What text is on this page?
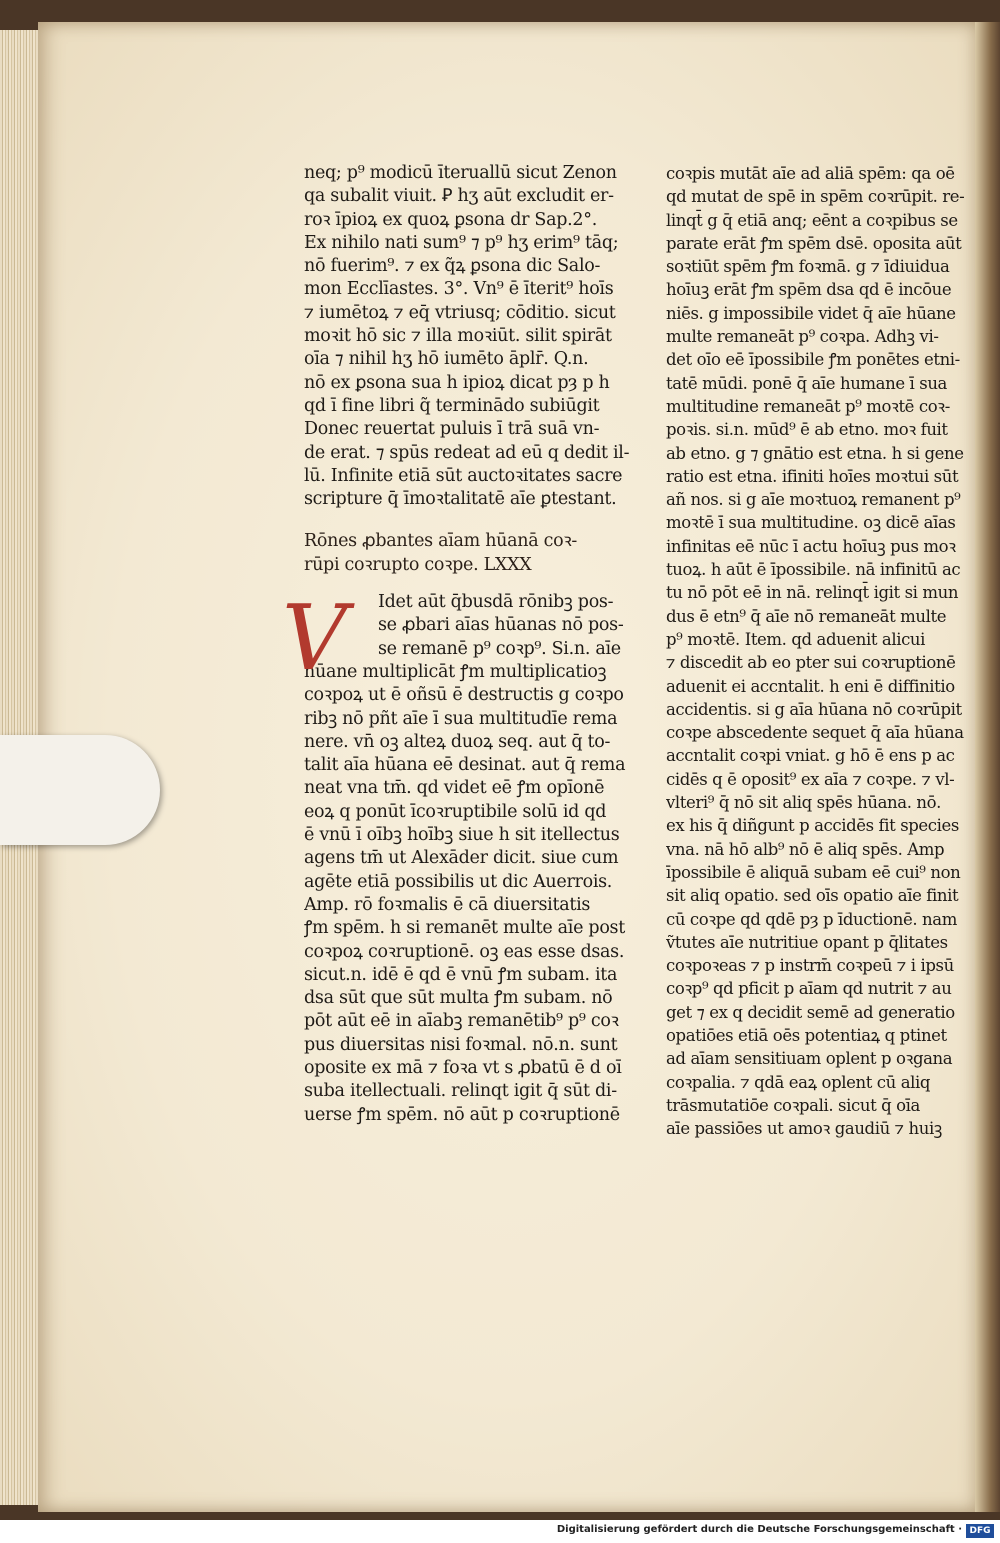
neq; p⁹ modicū īteruallū sicut Zenon
qa subalit viuit. Ꝑ hʒ aūt excludit er-
roꝛ īpioꝝ ex quoꝝ ꝑsona dr Sap.2°.
Ex nihilo nati sum⁹ ⁊ p⁹ hʒ erim⁹ tāq;
nō fuerim⁹. ⁊ ex q̃ꝝ ꝑsona dic Salo-
mon Ecclīastes. 3°. Vn⁹ ē īterit⁹ hoīs
⁊ iumētoꝝ ⁊ eq̄ vtriusq; cōditio. sicut
moꝛit hō sic ⁊ illa moꝛiūt. silit spirāt
oīa ⁊ nihil hʒ hō iumēto āplr̄. Q.n.
nō ex ꝑsona sua h ipioꝝ dicat pȝ p h
qd ī fine libri q̃ terminādo subiūgit
Donec reuertat̄ puluis ī trā suā vn-
de erat. ⁊ spūs redeat ad eū q dedit il-
lū. Infinite etiā sūt auctoꝛitates sacre
scripture q̄ īmoꝛtalitatē aīe ꝑtestant̄.
Rōnes ꝓbantes aīam hūanā coꝛ-
rūpi coꝛrupto coꝛpe. LXXX
Idet aūt q̄busdā rōnibꝫ pos-
se ꝓbari aīas hūanas nō pos-
se remanē p⁹ coꝛp⁹. Si.n. aīe
hūane multiplicāt̄ ꝭm multiplicatioꝫ
coꝛpoꝝ ut ē oñsū ē destructis g coꝛpo
ribꝫ nō pñt aīe ī sua multitudīe rema
nere. vn̄ oꝫ alteꝝ duoꝝ seq. aut q̄ to-
talit aīa hūana eē desinat. aut q̄ rema
neat vna tm̄. qd videt̄ eē ꝭm opīonē
eoꝝ q ponūt īcoꝛruptibile solū id qd
ē vnū ī oībꝫ hoībꝫ siue h sit itellectus
agens tm̄ ut Alexāder dicit. siue cum
agēte etiā possibilis ut dic Auerrois.
Amp. rō foꝛmalis ē cā diuersitatis
ꝭm spēm. h si remanēt multe aīe post
coꝛpoꝝ coꝛruptionē. oꝫ eas esse dsas.
sicut.n. idē ē qd ē vnū ꝭm subam. ita
dsa sūt que sūt multa ꝭm subam. nō
pōt aūt eē in aīabꝫ remanētib⁹ p⁹ coꝛ
pus diuersitas nisi foꝛmal. nō.n. sunt
oposite ex mā ⁊ foꝛa vt s ꝓbatū ē d oī
suba itellectuali. relinqt igit q̄ sūt di-
uerse ꝭm spēm. nō aūt p coꝛruptionē
V
coꝛpis mutāt aīe ad aliā spēm: qa oē
qd mutat de spē in spēm coꝛrūpit. re-
linqt̄ g q̄ etiā anq; eēnt a coꝛpibus se
parate erāt ꝭm spēm dsē. oposita aūt
soꝛtiūt spēm ꝭm foꝛmā. g ⁊ īdiuidua
hoīuꝫ erāt ꝭm spēm dsa qd ē incōue
niēs. g impossibile videt q̄ aīe hūane
multe remaneāt p⁹ coꝛpa. Adhꝫ vi-
det oīo eē īpossibile ꝭm ponētes etni-
tatē mūdi. ponē q̄ aīe humane ī sua
multitudine remaneāt p⁹ moꝛtē coꝛ-
poꝛis. si.n. mūd⁹ ē ab etno. moꝛ fuit
ab etno. g ⁊ gnātio est etna. h si gene
ratio est etna. ifiniti hoīes moꝛtui sūt
añ nos. si g aīe moꝛtuoꝝ remanent p⁹
moꝛtē ī sua multitudine. oꝫ dicē aīas
infinitas eē nūc ī actu hoīuꝫ pus moꝛ
tuoꝝ. h aūt ē īpossibile. nā infinitū ac
tu nō pōt eē in nā. relinqt̄ igit si mun
dus ē etn⁹ q̄ aīe nō remaneāt multe
p⁹ moꝛtē. Item. qd aduenit alicui
⁊ discedit ab eo pter sui coꝛruptionē
aduenit ei accntalit. h eni ē diffinitio
accidentis. si g aīa hūana nō coꝛrūpit
coꝛpe abscedente sequet q̄ aīa hūana
accntalit coꝛpi vniat. g hō ē ens p ac
cidēs q ē oposit⁹ ex aīa ⁊ coꝛpe. ⁊ vl-
vlteri⁹ q̄ nō sit aliq spēs hūana. nō.
ex his q̄ diñgunt p accidēs fit species
vna. nā hō alb⁹ nō ē aliq spēs. Amp
īpossibile ē aliquā subam eē cui⁹ non
sit aliq opatio. sed oīs opatio aīe finit
cū coꝛpe qd qdē pȝ p īductionē. nam
ṽtutes aīe nutritiue opant p q̄litates
coꝛpoꝛeas ⁊ p instrm̄ coꝛpeū ⁊ i ipsū
coꝛp⁹ qd pficit p aīam qd nutrit ⁊ au
get ⁊ ex q decidit semē ad generatio
opatiōes etiā oēs potentiaꝝ q ptinet
ad aīam sensitiuam oplent p oꝛgana
coꝛpalia. ⁊ qdā eaꝝ oplent cū aliq
trāsmutatiōe coꝛpali. sicut q̄ oīa
aīe passiōes ut amoꝛ gaudiū ⁊ huiꝫ
Digitalisierung gefördert durch die Deutsche Forschungsgemeinschaft · DFG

▸ To be done
Pictures are not part of the copy; reproduce everything else in the records exactly.

▸ Output for this exercise
What text is on this page?
neq; p⁹ modicū īteruallū sicut Zenon
qa subalit viuit. Ꝑ hʒ aūt excludit er-
roꝛ īpioꝝ ex quoꝝ ꝑsona dr Sap.2°.
Ex nihilo nati sum⁹ ⁊ p⁹ hʒ erim⁹ tāq;
nō fuerim⁹. ⁊ ex q̃ꝝ ꝑsona dic Salo-
mon Ecclīastes. 3°. Vn⁹ ē īterit⁹ hoīs
⁊ iumētoꝝ ⁊ eq̄ vtriusq; cōditio. sicut
moꝛit hō sic ⁊ illa moꝛiūt. silit spirāt
oīa ⁊ nihil hʒ hō iumēto āplr̄. Q.n.
nō ex ꝑsona sua h ipioꝝ dicat pȝ p h
qd ī fine libri q̃ terminādo subiūgit
Donec reuertat̄ puluis ī trā suā vn-
de erat. ⁊ spūs redeat ad eū q dedit il-
lū. Infinite etiā sūt auctoꝛitates sacre
scripture q̄ īmoꝛtalitatē aīe ꝑtestant̄.
Rōnes ꝓbantes aīam hūanā coꝛ-
rūpi coꝛrupto coꝛpe. LXXX
Idet aūt q̄busdā rōnibꝫ pos-
se ꝓbari aīas hūanas nō pos-
se remanē p⁹ coꝛp⁹. Si.n. aīe
hūane multiplicāt̄ ꝭm multiplicatioꝫ
coꝛpoꝝ ut ē oñsū ē destructis g coꝛpo
ribꝫ nō pñt aīe ī sua multitudīe rema
nere. vn̄ oꝫ alteꝝ duoꝝ seq. aut q̄ to-
talit aīa hūana eē desinat. aut q̄ rema
neat vna tm̄. qd videt̄ eē ꝭm opīonē
eoꝝ q ponūt īcoꝛruptibile solū id qd
ē vnū ī oībꝫ hoībꝫ siue h sit itellectus
agens tm̄ ut Alexāder dicit. siue cum
agēte etiā possibilis ut dic Auerrois.
Amp. rō foꝛmalis ē cā diuersitatis
ꝭm spēm. h si remanēt multe aīe post
coꝛpoꝝ coꝛruptionē. oꝫ eas esse dsas.
sicut.n. idē ē qd ē vnū ꝭm subam. ita
dsa sūt que sūt multa ꝭm subam. nō
pōt aūt eē in aīabꝫ remanētib⁹ p⁹ coꝛ
pus diuersitas nisi foꝛmal. nō.n. sunt
oposite ex mā ⁊ foꝛa vt s ꝓbatū ē d oī
suba itellectuali. relinqt igit q̄ sūt di-
uerse ꝭm spēm. nō aūt p coꝛruptionē
V
coꝛpis mutāt aīe ad aliā spēm: qa oē
qd mutat de spē in spēm coꝛrūpit. re-
linqt̄ g q̄ etiā anq; eēnt a coꝛpibus se
parate erāt ꝭm spēm dsē. oposita aūt
soꝛtiūt spēm ꝭm foꝛmā. g ⁊ īdiuidua
hoīuꝫ erāt ꝭm spēm dsa qd ē incōue
niēs. g impossibile videt q̄ aīe hūane
multe remaneāt p⁹ coꝛpa. Adhꝫ vi-
det oīo eē īpossibile ꝭm ponētes etni-
tatē mūdi. ponē q̄ aīe humane ī sua
multitudine remaneāt p⁹ moꝛtē coꝛ-
poꝛis. si.n. mūd⁹ ē ab etno. moꝛ fuit
ab etno. g ⁊ gnātio est etna. h si gene
ratio est etna. ifiniti hoīes moꝛtui sūt
añ nos. si g aīe moꝛtuoꝝ remanent p⁹
moꝛtē ī sua multitudine. oꝫ dicē aīas
infinitas eē nūc ī actu hoīuꝫ pus moꝛ
tuoꝝ. h aūt ē īpossibile. nā infinitū ac
tu nō pōt eē in nā. relinqt̄ igit si mun
dus ē etn⁹ q̄ aīe nō remaneāt multe
p⁹ moꝛtē. Item. qd aduenit alicui
⁊ discedit ab eo pter sui coꝛruptionē
aduenit ei accntalit. h eni ē diffinitio
accidentis. si g aīa hūana nō coꝛrūpit
coꝛpe abscedente sequet q̄ aīa hūana
accntalit coꝛpi vniat. g hō ē ens p ac
cidēs q ē oposit⁹ ex aīa ⁊ coꝛpe. ⁊ vl-
vlteri⁹ q̄ nō sit aliq spēs hūana. nō.
ex his q̄ diñgunt p accidēs fit species
vna. nā hō alb⁹ nō ē aliq spēs. Amp
īpossibile ē aliquā subam eē cui⁹ non
sit aliq opatio. sed oīs opatio aīe finit
cū coꝛpe qd qdē pȝ p īductionē. nam
ṽtutes aīe nutritiue opant p q̄litates
coꝛpoꝛeas ⁊ p instrm̄ coꝛpeū ⁊ i ipsū
coꝛp⁹ qd pficit p aīam qd nutrit ⁊ au
get ⁊ ex q decidit semē ad generatio
opatiōes etiā oēs potentiaꝝ q ptinet
ad aīam sensitiuam oplent p oꝛgana
coꝛpalia. ⁊ qdā eaꝝ oplent cū aliq
trāsmutatiōe coꝛpali. sicut q̄ oīa
aīe passiōes ut amoꝛ gaudiū ⁊ huiꝫ
Digitalisierung gefördert durch die Deutsche Forschungsgemeinschaft · DFG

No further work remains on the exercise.